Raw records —
──────────────────────────────
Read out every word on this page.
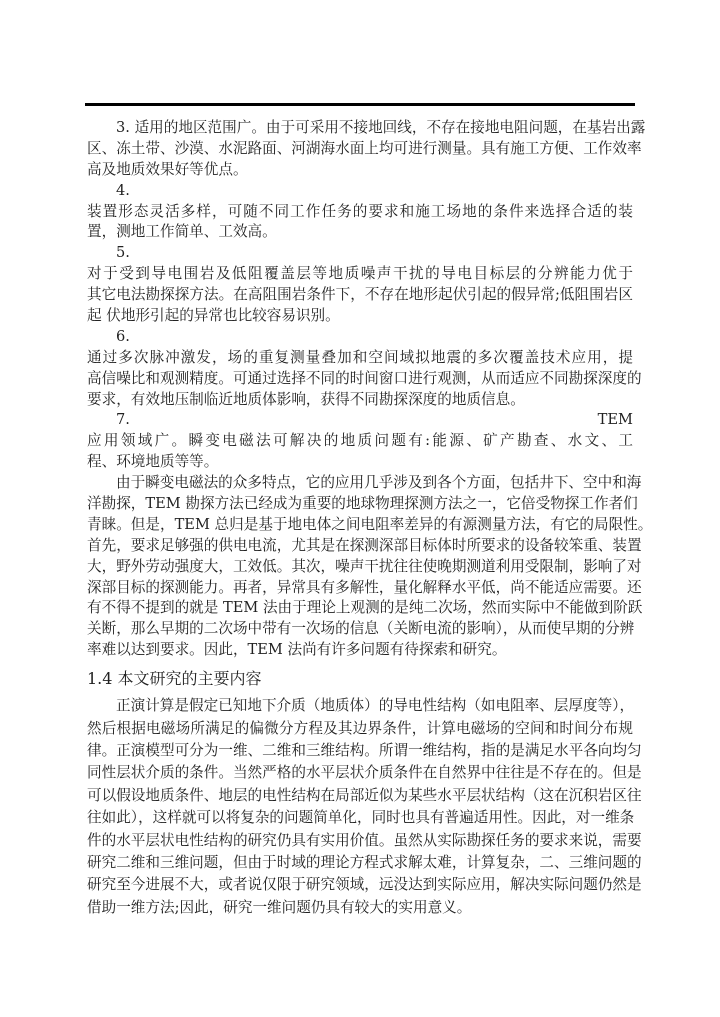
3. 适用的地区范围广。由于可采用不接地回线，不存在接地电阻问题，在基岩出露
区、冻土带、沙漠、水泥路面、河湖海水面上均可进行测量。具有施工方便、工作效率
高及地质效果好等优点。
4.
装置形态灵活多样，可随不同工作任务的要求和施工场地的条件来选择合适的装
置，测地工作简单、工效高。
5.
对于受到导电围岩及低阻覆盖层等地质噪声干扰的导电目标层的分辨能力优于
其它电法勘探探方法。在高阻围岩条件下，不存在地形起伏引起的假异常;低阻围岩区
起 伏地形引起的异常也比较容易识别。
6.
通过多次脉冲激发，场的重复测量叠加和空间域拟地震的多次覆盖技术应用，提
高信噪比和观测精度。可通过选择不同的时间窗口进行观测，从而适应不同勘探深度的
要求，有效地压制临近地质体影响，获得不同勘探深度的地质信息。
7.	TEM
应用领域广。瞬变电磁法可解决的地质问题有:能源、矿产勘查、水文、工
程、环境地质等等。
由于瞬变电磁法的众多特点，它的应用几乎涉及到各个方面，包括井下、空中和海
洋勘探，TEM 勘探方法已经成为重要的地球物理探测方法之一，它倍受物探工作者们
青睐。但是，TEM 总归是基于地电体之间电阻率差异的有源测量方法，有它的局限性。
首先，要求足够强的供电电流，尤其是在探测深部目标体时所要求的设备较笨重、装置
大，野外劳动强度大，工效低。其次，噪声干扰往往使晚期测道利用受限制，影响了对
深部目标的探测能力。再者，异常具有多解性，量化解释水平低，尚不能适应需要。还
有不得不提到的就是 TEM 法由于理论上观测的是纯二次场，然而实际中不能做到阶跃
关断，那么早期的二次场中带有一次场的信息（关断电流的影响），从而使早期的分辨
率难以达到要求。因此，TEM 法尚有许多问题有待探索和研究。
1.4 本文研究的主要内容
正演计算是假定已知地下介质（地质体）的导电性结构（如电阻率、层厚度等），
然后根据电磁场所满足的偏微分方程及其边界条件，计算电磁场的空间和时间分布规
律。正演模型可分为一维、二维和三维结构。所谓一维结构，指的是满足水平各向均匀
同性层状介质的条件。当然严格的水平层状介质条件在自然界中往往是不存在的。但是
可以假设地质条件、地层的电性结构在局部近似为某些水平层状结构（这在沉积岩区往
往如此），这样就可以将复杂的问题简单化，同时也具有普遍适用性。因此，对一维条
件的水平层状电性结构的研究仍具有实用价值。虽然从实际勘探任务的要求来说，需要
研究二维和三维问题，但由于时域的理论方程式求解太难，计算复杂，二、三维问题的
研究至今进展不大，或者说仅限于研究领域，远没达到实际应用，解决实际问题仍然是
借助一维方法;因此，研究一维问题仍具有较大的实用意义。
──────────────────────────────
EXERCISE REQUIREMENTS — Leave the pictures out, and transcribe each of the records exactly.

CORRECT RESPONSE —
Read out every word on this page.
3. 适用的地区范围广。由于可采用不接地回线，不存在接地电阻问题，在基岩出露
区、冻土带、沙漠、水泥路面、河湖海水面上均可进行测量。具有施工方便、工作效率
高及地质效果好等优点。
4.
装置形态灵活多样，可随不同工作任务的要求和施工场地的条件来选择合适的装
置，测地工作简单、工效高。
5.
对于受到导电围岩及低阻覆盖层等地质噪声干扰的导电目标层的分辨能力优于
其它电法勘探探方法。在高阻围岩条件下，不存在地形起伏引起的假异常;低阻围岩区
起 伏地形引起的异常也比较容易识别。
6.
通过多次脉冲激发，场的重复测量叠加和空间域拟地震的多次覆盖技术应用，提
高信噪比和观测精度。可通过选择不同的时间窗口进行观测，从而适应不同勘探深度的
要求，有效地压制临近地质体影响，获得不同勘探深度的地质信息。
7.	TEM
应用领域广。瞬变电磁法可解决的地质问题有:能源、矿产勘查、水文、工
程、环境地质等等。
由于瞬变电磁法的众多特点，它的应用几乎涉及到各个方面，包括井下、空中和海
洋勘探，TEM 勘探方法已经成为重要的地球物理探测方法之一，它倍受物探工作者们
青睐。但是，TEM 总归是基于地电体之间电阻率差异的有源测量方法，有它的局限性。
首先，要求足够强的供电电流，尤其是在探测深部目标体时所要求的设备较笨重、装置
大，野外劳动强度大，工效低。其次，噪声干扰往往使晚期测道利用受限制，影响了对
深部目标的探测能力。再者，异常具有多解性，量化解释水平低，尚不能适应需要。还
有不得不提到的就是 TEM 法由于理论上观测的是纯二次场，然而实际中不能做到阶跃
关断，那么早期的二次场中带有一次场的信息（关断电流的影响），从而使早期的分辨
率难以达到要求。因此，TEM 法尚有许多问题有待探索和研究。
1.4 本文研究的主要内容
正演计算是假定已知地下介质（地质体）的导电性结构（如电阻率、层厚度等），
然后根据电磁场所满足的偏微分方程及其边界条件，计算电磁场的空间和时间分布规
律。正演模型可分为一维、二维和三维结构。所谓一维结构，指的是满足水平各向均匀
同性层状介质的条件。当然严格的水平层状介质条件在自然界中往往是不存在的。但是
可以假设地质条件、地层的电性结构在局部近似为某些水平层状结构（这在沉积岩区往
往如此），这样就可以将复杂的问题简单化，同时也具有普遍适用性。因此，对一维条
件的水平层状电性结构的研究仍具有实用价值。虽然从实际勘探任务的要求来说，需要
研究二维和三维问题，但由于时域的理论方程式求解太难，计算复杂，二、三维问题的
研究至今进展不大，或者说仅限于研究领域，远没达到实际应用，解决实际问题仍然是
借助一维方法;因此，研究一维问题仍具有较大的实用意义。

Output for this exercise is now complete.